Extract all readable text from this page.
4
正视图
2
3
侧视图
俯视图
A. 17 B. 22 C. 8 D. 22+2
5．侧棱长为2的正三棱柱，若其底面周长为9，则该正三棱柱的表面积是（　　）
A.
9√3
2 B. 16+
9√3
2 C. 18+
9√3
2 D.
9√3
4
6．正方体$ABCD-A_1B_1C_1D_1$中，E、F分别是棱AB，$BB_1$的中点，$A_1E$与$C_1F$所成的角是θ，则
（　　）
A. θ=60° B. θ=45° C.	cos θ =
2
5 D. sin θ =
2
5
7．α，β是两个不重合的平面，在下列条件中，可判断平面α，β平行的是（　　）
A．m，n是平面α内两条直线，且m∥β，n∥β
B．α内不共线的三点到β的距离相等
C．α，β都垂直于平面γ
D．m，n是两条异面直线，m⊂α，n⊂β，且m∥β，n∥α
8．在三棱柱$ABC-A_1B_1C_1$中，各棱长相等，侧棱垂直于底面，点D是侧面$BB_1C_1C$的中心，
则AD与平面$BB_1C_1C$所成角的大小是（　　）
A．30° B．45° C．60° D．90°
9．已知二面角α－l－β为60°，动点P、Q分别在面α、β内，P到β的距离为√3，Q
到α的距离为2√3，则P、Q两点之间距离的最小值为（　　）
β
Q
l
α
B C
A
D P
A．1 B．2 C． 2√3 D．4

══════════════════════════════

**GIVEN REQUEST**
Emit the full listing verbatim.

**OUTPUT FOR THIS TASK**
Extract all readable text from this page.
4
正视图
2
3
侧视图
俯视图
A. 17 B. 22 C. 8 D. 22+2
5．侧棱长为2的正三棱柱，若其底面周长为9，则该正三棱柱的表面积是（　　）
A.
9√3
2 B. 16+
9√3
2 C. 18+
9√3
2 D.
9√3
4
6．正方体$ABCD-A_1B_1C_1D_1$中，E、F分别是棱AB，$BB_1$的中点，$A_1E$与$C_1F$所成的角是θ，则
（　　）
A. θ=60° B. θ=45° C.	cos θ =
2
5 D. sin θ =
2
5
7．α，β是两个不重合的平面，在下列条件中，可判断平面α，β平行的是（　　）
A．m，n是平面α内两条直线，且m∥β，n∥β
B．α内不共线的三点到β的距离相等
C．α，β都垂直于平面γ
D．m，n是两条异面直线，m⊂α，n⊂β，且m∥β，n∥α
8．在三棱柱$ABC-A_1B_1C_1$中，各棱长相等，侧棱垂直于底面，点D是侧面$BB_1C_1C$的中心，
则AD与平面$BB_1C_1C$所成角的大小是（　　）
A．30° B．45° C．60° D．90°
9．已知二面角α－l－β为60°，动点P、Q分别在面α、β内，P到β的距离为√3，Q
到α的距离为2√3，则P、Q两点之间距离的最小值为（　　）
β
Q
l
α
B C
A
D P
A．1 B．2 C． 2√3 D．4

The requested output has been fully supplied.